Start Provided records
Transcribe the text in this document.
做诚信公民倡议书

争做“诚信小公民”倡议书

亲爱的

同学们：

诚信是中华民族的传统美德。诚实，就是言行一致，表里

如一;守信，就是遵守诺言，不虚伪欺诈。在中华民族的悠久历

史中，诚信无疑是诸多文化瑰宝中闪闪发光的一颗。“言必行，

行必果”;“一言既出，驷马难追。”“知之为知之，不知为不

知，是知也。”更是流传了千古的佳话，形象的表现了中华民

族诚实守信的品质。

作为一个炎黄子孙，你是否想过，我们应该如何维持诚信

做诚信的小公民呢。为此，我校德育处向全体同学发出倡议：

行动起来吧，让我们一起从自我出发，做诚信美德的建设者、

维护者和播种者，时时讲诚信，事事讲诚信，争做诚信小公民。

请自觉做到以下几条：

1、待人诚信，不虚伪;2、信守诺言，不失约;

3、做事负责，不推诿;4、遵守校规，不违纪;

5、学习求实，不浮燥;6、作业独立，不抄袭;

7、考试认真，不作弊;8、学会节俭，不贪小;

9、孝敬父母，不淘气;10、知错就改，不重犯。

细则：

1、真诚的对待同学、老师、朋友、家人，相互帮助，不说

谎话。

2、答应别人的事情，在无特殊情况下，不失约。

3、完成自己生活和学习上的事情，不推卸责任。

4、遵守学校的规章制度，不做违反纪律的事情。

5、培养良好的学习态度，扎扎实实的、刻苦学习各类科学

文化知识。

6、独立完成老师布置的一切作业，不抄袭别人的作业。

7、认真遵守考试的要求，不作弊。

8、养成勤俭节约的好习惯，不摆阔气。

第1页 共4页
End Provided records
(Given instruction):
Write out every entry exactly as given.

(Response to this exercise):
Transcribe the text in this document.
做诚信公民倡议书

争做“诚信小公民”倡议书

亲爱的

同学们：

诚信是中华民族的传统美德。诚实，就是言行一致，表里

如一;守信，就是遵守诺言，不虚伪欺诈。在中华民族的悠久历

史中，诚信无疑是诸多文化瑰宝中闪闪发光的一颗。“言必行，

行必果”;“一言既出，驷马难追。”“知之为知之，不知为不

知，是知也。”更是流传了千古的佳话，形象的表现了中华民

族诚实守信的品质。

作为一个炎黄子孙，你是否想过，我们应该如何维持诚信

做诚信的小公民呢。为此，我校德育处向全体同学发出倡议：

行动起来吧，让我们一起从自我出发，做诚信美德的建设者、

维护者和播种者，时时讲诚信，事事讲诚信，争做诚信小公民。

请自觉做到以下几条：

1、待人诚信，不虚伪;2、信守诺言，不失约;

3、做事负责，不推诿;4、遵守校规，不违纪;

5、学习求实，不浮燥;6、作业独立，不抄袭;

7、考试认真，不作弊;8、学会节俭，不贪小;

9、孝敬父母，不淘气;10、知错就改，不重犯。

细则：

1、真诚的对待同学、老师、朋友、家人，相互帮助，不说

谎话。

2、答应别人的事情，在无特殊情况下，不失约。

3、完成自己生活和学习上的事情，不推卸责任。

4、遵守学校的规章制度，不做违反纪律的事情。

5、培养良好的学习态度，扎扎实实的、刻苦学习各类科学

文化知识。

6、独立完成老师布置的一切作业，不抄袭别人的作业。

7、认真遵守考试的要求，不作弊。

8、养成勤俭节约的好习惯，不摆阔气。

第1页 共4页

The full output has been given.